Lately I’ve been getting this error whenever I quit Jenkins altogether and restart it:
“com.thoughtworks.xstream.mapper.CannotResolveClassException: hudson.security.GlobalMatrixAuthorizationStrategy”
I think it has been happening since recently updating to the latest version of Jenkins (from a version about a year old).
It is alarming every time because Jenkins won’t launch when it happens, and the only way I know to fix it is to just delete my .jenkins folder and restore it from the backup I’m doing every night (of the whole folder, not sure if that’s necessary or not…).
Does anyone know how I can fix this? I am afraid that one day my backup trick isn’t going to work and I’ll be stuck with a DOA Jenkins.
I don’t even know that I need this plugin - but if I try to disable it, then I get the same error…
Can you search on your Jenkins_home if there are any occurence of the GlobalMatrixAuthorizationStrategy string in the XML files (recursive content research: be careful on the I/O if your Jenkins controller is heavily used) ?
The found files would give more indications.

# [Entries supplied]
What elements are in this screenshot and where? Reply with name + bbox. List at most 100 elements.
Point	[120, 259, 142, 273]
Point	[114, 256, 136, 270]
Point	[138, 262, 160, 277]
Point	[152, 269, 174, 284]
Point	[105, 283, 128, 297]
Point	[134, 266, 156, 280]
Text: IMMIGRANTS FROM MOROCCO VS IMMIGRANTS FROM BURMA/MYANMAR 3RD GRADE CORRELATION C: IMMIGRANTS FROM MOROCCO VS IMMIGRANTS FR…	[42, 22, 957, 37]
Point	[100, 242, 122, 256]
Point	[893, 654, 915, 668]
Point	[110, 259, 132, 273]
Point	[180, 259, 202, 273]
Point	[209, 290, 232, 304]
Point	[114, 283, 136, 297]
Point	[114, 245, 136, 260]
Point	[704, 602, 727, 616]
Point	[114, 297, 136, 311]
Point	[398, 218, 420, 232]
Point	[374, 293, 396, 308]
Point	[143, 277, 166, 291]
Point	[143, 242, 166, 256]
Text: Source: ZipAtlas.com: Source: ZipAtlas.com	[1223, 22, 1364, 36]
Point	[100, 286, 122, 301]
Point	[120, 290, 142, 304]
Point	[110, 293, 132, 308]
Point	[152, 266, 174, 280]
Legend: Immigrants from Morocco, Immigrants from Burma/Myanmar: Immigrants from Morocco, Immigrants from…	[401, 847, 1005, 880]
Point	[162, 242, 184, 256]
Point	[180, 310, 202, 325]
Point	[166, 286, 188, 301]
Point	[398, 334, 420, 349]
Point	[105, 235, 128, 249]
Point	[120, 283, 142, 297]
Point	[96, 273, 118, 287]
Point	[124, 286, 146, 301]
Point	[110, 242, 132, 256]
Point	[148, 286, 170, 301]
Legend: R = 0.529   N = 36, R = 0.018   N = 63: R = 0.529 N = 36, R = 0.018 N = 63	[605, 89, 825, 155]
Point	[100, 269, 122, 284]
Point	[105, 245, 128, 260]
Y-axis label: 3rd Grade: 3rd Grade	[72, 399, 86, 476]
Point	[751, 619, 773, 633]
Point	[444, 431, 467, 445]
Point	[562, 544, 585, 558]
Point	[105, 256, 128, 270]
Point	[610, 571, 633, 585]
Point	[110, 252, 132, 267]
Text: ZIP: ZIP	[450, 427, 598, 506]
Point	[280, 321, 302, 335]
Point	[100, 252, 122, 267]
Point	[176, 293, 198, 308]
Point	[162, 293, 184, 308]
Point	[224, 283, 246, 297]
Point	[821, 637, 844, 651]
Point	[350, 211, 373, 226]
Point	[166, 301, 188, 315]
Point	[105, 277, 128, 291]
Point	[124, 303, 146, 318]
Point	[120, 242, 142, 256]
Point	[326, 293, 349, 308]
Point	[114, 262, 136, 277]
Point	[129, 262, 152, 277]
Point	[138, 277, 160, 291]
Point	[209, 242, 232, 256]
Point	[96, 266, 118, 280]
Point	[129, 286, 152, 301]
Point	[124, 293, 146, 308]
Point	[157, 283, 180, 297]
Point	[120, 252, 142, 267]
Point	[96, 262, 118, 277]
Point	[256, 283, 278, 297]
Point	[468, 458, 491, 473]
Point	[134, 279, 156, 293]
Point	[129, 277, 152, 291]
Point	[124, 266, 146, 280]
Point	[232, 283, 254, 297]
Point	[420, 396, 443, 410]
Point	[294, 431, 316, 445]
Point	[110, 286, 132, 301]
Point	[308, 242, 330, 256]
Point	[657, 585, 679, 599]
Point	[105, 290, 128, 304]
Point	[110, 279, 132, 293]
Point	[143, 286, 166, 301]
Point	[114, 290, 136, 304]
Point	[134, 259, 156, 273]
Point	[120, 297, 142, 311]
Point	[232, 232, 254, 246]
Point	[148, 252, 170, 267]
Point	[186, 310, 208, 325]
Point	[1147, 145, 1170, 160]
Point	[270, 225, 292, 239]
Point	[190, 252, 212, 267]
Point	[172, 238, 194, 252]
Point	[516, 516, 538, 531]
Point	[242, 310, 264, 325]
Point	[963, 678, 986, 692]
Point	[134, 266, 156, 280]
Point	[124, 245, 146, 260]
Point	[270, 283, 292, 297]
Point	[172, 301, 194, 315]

# [Explore the material]
**A.** From the Jenkins error discussion, list every action the person reporting the error says they have taken with Jenkins or its files.
**B.** Carry the Jenkins error discussion forward from its final sentence.

# [Outputs in order]
**A.**
- Quitting Jenkins altogether and restarting it
- Updating to the latest version of Jenkins
- Deleting the .jenkins folder
- Restoring the .jenkins folder from backup
- Backing up the whole folder every night
- Trying to disable the plugin

**B.**
The plugin which implements this class is the Matrix Authorization Strategy which allows defining permissions for job on differents locations: globally (main configuration), but also per folder and per job, which could map to different XML configuration files.
Additionnaly, please provide more context otherwise it is hard to help:
I tried just removing that. I also tried removing the plugin’s folder and .jpi file from the jenkins home folder. When I do that, it says that it starts - I no longer see that error - but the screen is white. The UI never appears. And it I look at config.xml after that, it has this:
I read something somewhere about how you could set useSecurity to false to get it to start up, but that is not working for me.
EDIT: I was able to get it running again - by my old method of completely deleting my jenkins home folder and restoring from backup. Then I went into the plugin manager and uninstalled that MatrixAuthorization plugin. When I quit jenkins and restarted, I got that same error - but removing the block of code from config.xml this time did allow it to start. So hopefully that nasty plugin is gone from my life now
FWIW this error usually happens when the plugin is not installed, disabled, or fails to load. The latter can happen in case of unsatisfied dependencies, often caused by doing manual plugin management in the $JENKINS_HOME/plugins/ folder. The Jenkins log should tell you which plugins failed to load and why during startup.
I encountered this issue during an upgrade. It is because this particular plugin was outdated. I had to revert the upgrade, then update the plugins especially the one mentioned here. Next I upgraded again and did not encounter the issue.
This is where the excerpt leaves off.